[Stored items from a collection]

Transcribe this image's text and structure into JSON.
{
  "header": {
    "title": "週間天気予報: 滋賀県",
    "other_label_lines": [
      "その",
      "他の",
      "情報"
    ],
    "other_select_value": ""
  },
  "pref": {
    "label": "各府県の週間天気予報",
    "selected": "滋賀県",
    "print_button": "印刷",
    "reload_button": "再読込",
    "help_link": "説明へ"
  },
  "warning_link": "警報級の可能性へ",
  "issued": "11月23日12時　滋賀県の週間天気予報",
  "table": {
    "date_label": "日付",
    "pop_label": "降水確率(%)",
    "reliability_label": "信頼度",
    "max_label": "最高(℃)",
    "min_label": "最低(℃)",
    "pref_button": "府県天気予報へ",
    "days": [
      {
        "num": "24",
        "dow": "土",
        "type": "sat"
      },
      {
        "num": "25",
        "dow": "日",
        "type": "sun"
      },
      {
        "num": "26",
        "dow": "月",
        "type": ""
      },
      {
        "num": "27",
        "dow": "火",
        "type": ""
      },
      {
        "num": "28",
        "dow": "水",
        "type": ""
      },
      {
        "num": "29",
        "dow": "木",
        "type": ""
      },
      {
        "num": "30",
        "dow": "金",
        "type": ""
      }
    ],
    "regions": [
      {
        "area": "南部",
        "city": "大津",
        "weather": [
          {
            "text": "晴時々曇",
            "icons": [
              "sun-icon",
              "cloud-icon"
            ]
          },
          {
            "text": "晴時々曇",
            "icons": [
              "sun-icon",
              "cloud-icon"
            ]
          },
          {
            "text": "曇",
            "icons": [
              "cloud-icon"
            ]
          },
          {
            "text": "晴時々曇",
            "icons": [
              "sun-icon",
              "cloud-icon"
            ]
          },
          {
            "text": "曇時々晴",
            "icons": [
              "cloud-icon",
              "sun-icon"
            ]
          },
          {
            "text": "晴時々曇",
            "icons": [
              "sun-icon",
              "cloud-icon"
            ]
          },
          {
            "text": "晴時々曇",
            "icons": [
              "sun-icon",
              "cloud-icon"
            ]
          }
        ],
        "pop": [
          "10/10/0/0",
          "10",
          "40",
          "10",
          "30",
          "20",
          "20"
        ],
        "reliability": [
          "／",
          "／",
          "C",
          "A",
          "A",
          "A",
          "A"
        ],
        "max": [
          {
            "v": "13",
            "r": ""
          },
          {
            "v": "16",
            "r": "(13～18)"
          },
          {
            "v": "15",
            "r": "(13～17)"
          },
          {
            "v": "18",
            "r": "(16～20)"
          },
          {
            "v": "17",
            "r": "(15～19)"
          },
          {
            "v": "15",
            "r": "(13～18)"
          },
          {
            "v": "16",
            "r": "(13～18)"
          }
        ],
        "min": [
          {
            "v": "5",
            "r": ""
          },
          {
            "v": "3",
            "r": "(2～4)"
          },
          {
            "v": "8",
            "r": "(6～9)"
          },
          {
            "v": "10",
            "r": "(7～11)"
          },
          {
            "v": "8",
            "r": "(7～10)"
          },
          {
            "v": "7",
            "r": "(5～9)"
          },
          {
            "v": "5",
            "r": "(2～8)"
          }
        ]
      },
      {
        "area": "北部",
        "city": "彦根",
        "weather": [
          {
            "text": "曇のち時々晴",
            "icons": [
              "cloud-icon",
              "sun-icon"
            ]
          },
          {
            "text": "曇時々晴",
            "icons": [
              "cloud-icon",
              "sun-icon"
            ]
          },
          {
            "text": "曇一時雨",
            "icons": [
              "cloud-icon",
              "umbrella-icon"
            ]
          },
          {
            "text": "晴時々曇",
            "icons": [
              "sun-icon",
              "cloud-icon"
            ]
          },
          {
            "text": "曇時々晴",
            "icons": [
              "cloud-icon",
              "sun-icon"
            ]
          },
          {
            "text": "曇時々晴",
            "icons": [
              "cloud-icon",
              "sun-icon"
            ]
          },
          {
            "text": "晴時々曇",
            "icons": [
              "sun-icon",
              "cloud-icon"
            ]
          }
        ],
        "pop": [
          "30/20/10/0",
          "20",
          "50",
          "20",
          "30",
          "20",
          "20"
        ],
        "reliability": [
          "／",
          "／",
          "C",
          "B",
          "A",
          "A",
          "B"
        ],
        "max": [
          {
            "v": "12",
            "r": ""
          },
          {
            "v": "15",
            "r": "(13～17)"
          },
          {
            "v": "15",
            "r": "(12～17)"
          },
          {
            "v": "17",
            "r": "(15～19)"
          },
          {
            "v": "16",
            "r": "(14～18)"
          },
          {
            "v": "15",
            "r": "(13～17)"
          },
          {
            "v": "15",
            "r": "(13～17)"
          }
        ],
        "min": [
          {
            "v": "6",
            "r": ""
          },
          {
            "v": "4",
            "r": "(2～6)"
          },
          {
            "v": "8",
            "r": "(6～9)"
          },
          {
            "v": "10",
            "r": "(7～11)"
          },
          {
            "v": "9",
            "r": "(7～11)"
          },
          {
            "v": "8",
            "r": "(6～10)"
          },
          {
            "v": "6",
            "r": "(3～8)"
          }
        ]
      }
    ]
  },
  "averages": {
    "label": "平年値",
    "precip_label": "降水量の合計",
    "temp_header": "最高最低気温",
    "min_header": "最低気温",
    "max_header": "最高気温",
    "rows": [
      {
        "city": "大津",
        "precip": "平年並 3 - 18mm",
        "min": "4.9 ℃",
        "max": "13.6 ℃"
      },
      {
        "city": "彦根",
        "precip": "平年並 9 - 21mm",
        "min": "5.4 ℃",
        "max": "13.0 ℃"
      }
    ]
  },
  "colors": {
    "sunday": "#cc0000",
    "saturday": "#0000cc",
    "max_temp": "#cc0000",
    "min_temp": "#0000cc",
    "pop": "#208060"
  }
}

> **Objective**
Reproduce each record shown above without altering a single word.

> **Exercise solution**
Transcribe this image's text and structure into JSON.
{
  "header": {
    "title": "週間天気予報: 滋賀県",
    "other_label_lines": [
      "その",
      "他の",
      "情報"
    ],
    "other_select_value": ""
  },
  "pref": {
    "label": "各府県の週間天気予報",
    "selected": "滋賀県",
    "print_button": "印刷",
    "reload_button": "再読込",
    "help_link": "説明へ"
  },
  "warning_link": "警報級の可能性へ",
  "issued": "11月23日12時　滋賀県の週間天気予報",
  "table": {
    "date_label": "日付",
    "pop_label": "降水確率(%)",
    "reliability_label": "信頼度",
    "max_label": "最高(℃)",
    "min_label": "最低(℃)",
    "pref_button": "府県天気予報へ",
    "days": [
      {
        "num": "24",
        "dow": "土",
        "type": "sat"
      },
      {
        "num": "25",
        "dow": "日",
        "type": "sun"
      },
      {
        "num": "26",
        "dow": "月",
        "type": ""
      },
      {
        "num": "27",
        "dow": "火",
        "type": ""
      },
      {
        "num": "28",
        "dow": "水",
        "type": ""
      },
      {
        "num": "29",
        "dow": "木",
        "type": ""
      },
      {
        "num": "30",
        "dow": "金",
        "type": ""
      }
    ],
    "regions": [
      {
        "area": "南部",
        "city": "大津",
        "weather": [
          {
            "text": "晴時々曇",
            "icons": [
              "sun-icon",
              "cloud-icon"
            ]
          },
          {
            "text": "晴時々曇",
            "icons": [
              "sun-icon",
              "cloud-icon"
            ]
          },
          {
            "text": "曇",
            "icons": [
              "cloud-icon"
            ]
          },
          {
            "text": "晴時々曇",
            "icons": [
              "sun-icon",
              "cloud-icon"
            ]
          },
          {
            "text": "曇時々晴",
            "icons": [
              "cloud-icon",
              "sun-icon"
            ]
          },
          {
            "text": "晴時々曇",
            "icons": [
              "sun-icon",
              "cloud-icon"
            ]
          },
          {
            "text": "晴時々曇",
            "icons": [
              "sun-icon",
              "cloud-icon"
            ]
          }
        ],
        "pop": [
          "10/10/0/0",
          "10",
          "40",
          "10",
          "30",
          "20",
          "20"
        ],
        "reliability": [
          "／",
          "／",
          "C",
          "A",
          "A",
          "A",
          "A"
        ],
        "max": [
          {
            "v": "13",
            "r": ""
          },
          {
            "v": "16",
            "r": "(13～18)"
          },
          {
            "v": "15",
            "r": "(13～17)"
          },
          {
            "v": "18",
            "r": "(16～20)"
          },
          {
            "v": "17",
            "r": "(15～19)"
          },
          {
            "v": "15",
            "r": "(13～18)"
          },
          {
            "v": "16",
            "r": "(13～18)"
          }
        ],
        "min": [
          {
            "v": "5",
            "r": ""
          },
          {
            "v": "3",
            "r": "(2～4)"
          },
          {
            "v": "8",
            "r": "(6～9)"
          },
          {
            "v": "10",
            "r": "(7～11)"
          },
          {
            "v": "8",
            "r": "(7～10)"
          },
          {
            "v": "7",
            "r": "(5～9)"
          },
          {
            "v": "5",
            "r": "(2～8)"
          }
        ]
      },
      {
        "area": "北部",
        "city": "彦根",
        "weather": [
          {
            "text": "曇のち時々晴",
            "icons": [
              "cloud-icon",
              "sun-icon"
            ]
          },
          {
            "text": "曇時々晴",
            "icons": [
              "cloud-icon",
              "sun-icon"
            ]
          },
          {
            "text": "曇一時雨",
            "icons": [
              "cloud-icon",
              "umbrella-icon"
            ]
          },
          {
            "text": "晴時々曇",
            "icons": [
              "sun-icon",
              "cloud-icon"
            ]
          },
          {
            "text": "曇時々晴",
            "icons": [
              "cloud-icon",
              "sun-icon"
            ]
          },
          {
            "text": "曇時々晴",
            "icons": [
              "cloud-icon",
              "sun-icon"
            ]
          },
          {
            "text": "晴時々曇",
            "icons": [
              "sun-icon",
              "cloud-icon"
            ]
          }
        ],
        "pop": [
          "30/20/10/0",
          "20",
          "50",
          "20",
          "30",
          "20",
          "20"
        ],
        "reliability": [
          "／",
          "／",
          "C",
          "B",
          "A",
          "A",
          "B"
        ],
        "max": [
          {
            "v": "12",
            "r": ""
          },
          {
            "v": "15",
            "r": "(13～17)"
          },
          {
            "v": "15",
            "r": "(12～17)"
          },
          {
            "v": "17",
            "r": "(15～19)"
          },
          {
            "v": "16",
            "r": "(14～18)"
          },
          {
            "v": "15",
            "r": "(13～17)"
          },
          {
            "v": "15",
            "r": "(13～17)"
          }
        ],
        "min": [
          {
            "v": "6",
            "r": ""
          },
          {
            "v": "4",
            "r": "(2～6)"
          },
          {
            "v": "8",
            "r": "(6～9)"
          },
          {
            "v": "10",
            "r": "(7～11)"
          },
          {
            "v": "9",
            "r": "(7～11)"
          },
          {
            "v": "8",
            "r": "(6～10)"
          },
          {
            "v": "6",
            "r": "(3～8)"
          }
        ]
      }
    ]
  },
  "averages": {
    "label": "平年値",
    "precip_label": "降水量の合計",
    "temp_header": "最高最低気温",
    "min_header": "最低気温",
    "max_header": "最高気温",
    "rows": [
      {
        "city": "大津",
        "precip": "平年並 3 - 18mm",
        "min": "4.9 ℃",
        "max": "13.6 ℃"
      },
      {
        "city": "彦根",
        "precip": "平年並 9 - 21mm",
        "min": "5.4 ℃",
        "max": "13.0 ℃"
      }
    ]
  },
  "colors": {
    "sunday": "#cc0000",
    "saturday": "#0000cc",
    "max_temp": "#cc0000",
    "min_temp": "#0000cc",
    "pop": "#208060"
  }
}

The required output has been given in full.